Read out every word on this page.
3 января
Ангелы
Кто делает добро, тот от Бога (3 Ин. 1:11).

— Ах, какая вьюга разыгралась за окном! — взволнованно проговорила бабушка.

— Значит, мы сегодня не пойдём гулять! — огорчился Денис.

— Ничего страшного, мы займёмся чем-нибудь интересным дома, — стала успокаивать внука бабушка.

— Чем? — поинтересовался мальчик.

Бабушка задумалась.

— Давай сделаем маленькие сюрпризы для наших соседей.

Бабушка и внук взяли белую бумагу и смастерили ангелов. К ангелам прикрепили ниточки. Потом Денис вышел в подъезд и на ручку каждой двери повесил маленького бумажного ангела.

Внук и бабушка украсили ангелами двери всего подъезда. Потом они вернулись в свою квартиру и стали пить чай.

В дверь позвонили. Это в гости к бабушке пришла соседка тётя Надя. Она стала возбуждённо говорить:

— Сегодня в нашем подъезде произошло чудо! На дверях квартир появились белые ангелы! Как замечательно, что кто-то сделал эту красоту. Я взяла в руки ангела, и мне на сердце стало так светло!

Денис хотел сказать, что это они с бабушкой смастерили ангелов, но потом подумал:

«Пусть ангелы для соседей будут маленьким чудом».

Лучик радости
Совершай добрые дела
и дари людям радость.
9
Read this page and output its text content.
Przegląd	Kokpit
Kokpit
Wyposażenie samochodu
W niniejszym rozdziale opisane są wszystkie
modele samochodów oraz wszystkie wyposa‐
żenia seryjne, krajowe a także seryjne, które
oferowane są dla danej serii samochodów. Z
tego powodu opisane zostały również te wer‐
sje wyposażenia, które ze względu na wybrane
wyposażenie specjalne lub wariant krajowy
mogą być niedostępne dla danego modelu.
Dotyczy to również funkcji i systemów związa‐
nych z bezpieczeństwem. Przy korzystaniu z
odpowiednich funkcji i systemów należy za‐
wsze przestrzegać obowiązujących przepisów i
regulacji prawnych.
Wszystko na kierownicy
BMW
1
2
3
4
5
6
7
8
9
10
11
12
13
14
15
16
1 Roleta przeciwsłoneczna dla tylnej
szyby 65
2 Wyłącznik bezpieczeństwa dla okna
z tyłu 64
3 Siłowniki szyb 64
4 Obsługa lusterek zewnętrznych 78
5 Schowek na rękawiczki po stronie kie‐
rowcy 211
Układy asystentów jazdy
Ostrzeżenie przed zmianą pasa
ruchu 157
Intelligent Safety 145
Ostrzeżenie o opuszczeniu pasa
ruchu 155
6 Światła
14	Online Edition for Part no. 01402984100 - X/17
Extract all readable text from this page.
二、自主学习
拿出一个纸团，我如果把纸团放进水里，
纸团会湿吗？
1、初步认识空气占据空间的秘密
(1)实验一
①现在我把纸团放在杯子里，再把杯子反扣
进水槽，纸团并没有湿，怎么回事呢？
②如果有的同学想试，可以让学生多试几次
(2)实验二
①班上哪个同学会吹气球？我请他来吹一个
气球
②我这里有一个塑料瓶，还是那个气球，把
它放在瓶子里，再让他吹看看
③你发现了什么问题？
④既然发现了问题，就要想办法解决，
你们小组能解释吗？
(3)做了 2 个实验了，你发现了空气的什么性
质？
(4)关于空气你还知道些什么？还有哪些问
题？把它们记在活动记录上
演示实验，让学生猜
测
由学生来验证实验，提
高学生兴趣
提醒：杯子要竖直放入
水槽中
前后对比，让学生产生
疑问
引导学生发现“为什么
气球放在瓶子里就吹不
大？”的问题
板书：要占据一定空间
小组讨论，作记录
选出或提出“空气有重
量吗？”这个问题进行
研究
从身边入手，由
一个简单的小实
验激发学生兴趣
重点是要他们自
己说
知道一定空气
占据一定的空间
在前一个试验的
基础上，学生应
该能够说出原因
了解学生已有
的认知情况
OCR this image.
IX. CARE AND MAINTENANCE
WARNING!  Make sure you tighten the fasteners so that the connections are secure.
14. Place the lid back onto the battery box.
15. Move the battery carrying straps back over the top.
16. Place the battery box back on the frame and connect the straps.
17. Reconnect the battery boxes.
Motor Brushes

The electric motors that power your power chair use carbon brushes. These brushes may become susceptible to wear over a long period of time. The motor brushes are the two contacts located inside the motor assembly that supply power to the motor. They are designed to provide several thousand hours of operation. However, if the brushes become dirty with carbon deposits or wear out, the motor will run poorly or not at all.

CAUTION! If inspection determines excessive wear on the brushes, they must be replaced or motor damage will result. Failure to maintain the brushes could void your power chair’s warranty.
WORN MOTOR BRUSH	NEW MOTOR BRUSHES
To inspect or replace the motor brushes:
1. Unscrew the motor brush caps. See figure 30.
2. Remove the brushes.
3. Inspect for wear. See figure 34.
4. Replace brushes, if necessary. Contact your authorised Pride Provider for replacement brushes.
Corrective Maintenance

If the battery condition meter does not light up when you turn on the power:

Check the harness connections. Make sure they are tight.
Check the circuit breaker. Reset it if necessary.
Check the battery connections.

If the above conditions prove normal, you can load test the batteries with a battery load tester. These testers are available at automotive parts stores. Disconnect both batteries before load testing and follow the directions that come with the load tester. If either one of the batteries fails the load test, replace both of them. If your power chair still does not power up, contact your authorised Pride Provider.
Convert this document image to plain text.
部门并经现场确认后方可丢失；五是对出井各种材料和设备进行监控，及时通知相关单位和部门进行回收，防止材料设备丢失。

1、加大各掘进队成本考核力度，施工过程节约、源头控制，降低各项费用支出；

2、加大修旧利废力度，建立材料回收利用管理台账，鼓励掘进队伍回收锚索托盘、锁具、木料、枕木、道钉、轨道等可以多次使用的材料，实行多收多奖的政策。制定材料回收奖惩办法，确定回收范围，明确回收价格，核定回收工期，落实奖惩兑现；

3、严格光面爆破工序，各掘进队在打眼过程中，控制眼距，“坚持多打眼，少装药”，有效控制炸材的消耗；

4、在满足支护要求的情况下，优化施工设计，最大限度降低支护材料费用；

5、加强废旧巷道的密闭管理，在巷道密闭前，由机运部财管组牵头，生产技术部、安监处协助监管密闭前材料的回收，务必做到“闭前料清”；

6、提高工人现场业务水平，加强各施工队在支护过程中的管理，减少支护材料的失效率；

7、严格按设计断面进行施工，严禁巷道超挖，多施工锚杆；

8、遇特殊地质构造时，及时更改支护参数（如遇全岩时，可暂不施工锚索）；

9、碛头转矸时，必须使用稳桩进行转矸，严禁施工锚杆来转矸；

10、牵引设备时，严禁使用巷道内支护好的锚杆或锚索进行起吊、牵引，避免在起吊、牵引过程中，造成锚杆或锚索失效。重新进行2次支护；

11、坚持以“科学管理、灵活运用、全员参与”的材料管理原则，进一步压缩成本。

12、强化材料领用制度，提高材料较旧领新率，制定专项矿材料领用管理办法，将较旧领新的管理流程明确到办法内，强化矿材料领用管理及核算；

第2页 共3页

» **TASK DESCRIPTION**
Gather all lines from the listing above in which "samochodów" occurs.

» **ANSWER TO THIS TASK**
modele samochodów oraz wszystkie wyposa‐
oferowane są dla danej serii samochodów. Z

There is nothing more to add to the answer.